Note each line that includes the word "Damper". Copy those lines.

** begin **

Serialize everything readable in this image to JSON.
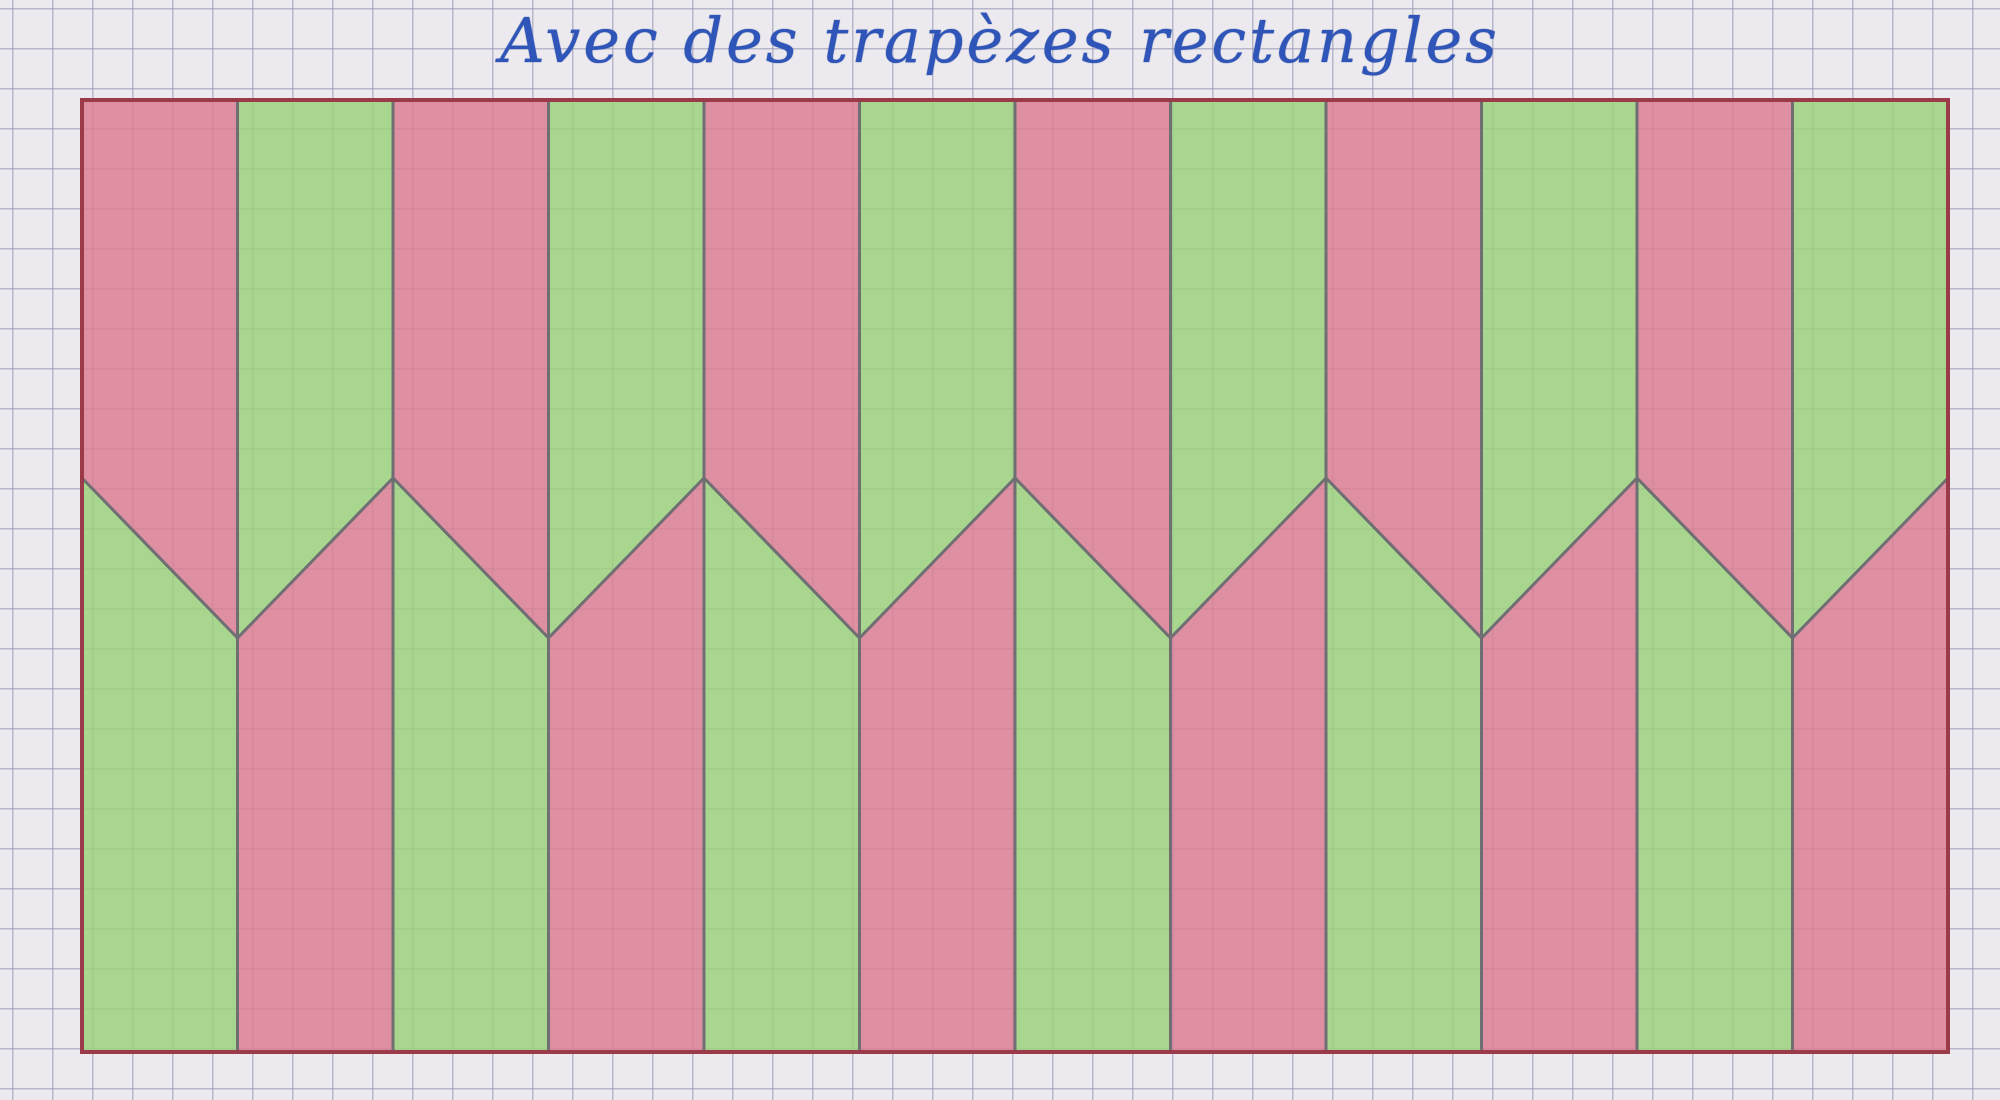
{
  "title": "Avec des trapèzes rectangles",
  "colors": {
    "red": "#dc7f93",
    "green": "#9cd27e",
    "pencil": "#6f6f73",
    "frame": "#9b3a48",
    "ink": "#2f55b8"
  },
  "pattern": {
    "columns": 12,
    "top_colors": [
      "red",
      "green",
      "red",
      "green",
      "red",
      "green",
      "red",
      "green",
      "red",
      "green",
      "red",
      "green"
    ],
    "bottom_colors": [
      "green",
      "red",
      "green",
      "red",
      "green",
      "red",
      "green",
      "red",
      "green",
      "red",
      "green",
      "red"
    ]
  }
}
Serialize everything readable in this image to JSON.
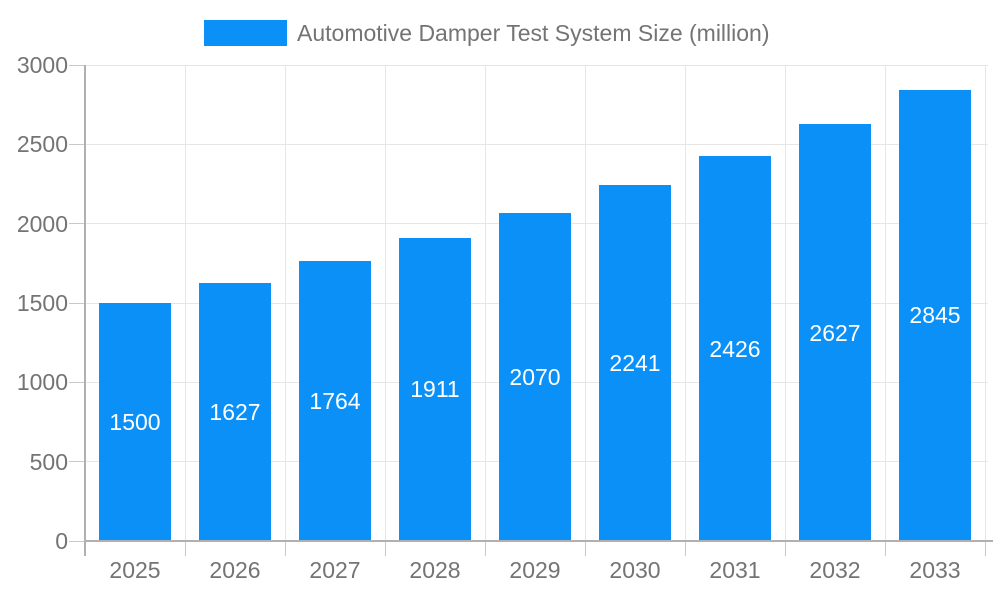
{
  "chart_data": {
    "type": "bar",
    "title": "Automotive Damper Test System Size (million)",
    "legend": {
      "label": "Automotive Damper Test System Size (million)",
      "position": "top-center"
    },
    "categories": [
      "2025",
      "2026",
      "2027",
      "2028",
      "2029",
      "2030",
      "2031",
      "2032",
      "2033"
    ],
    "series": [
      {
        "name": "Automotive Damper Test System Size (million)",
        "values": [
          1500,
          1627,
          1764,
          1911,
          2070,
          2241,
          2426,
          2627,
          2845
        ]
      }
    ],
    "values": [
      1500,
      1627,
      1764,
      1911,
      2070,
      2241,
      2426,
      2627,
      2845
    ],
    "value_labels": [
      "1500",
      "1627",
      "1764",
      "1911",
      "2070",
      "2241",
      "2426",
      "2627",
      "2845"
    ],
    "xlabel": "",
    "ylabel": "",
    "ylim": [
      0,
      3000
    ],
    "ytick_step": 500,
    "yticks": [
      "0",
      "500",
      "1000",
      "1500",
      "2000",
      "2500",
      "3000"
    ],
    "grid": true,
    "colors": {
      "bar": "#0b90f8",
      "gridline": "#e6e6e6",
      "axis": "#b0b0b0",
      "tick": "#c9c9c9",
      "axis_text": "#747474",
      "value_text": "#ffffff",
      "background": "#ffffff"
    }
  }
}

** end **

### Reply
    "title": "Automotive Damper Test System Size (million)",
      "label": "Automotive Damper Test System Size (million)",
        "name": "Automotive Damper Test System Size (million)",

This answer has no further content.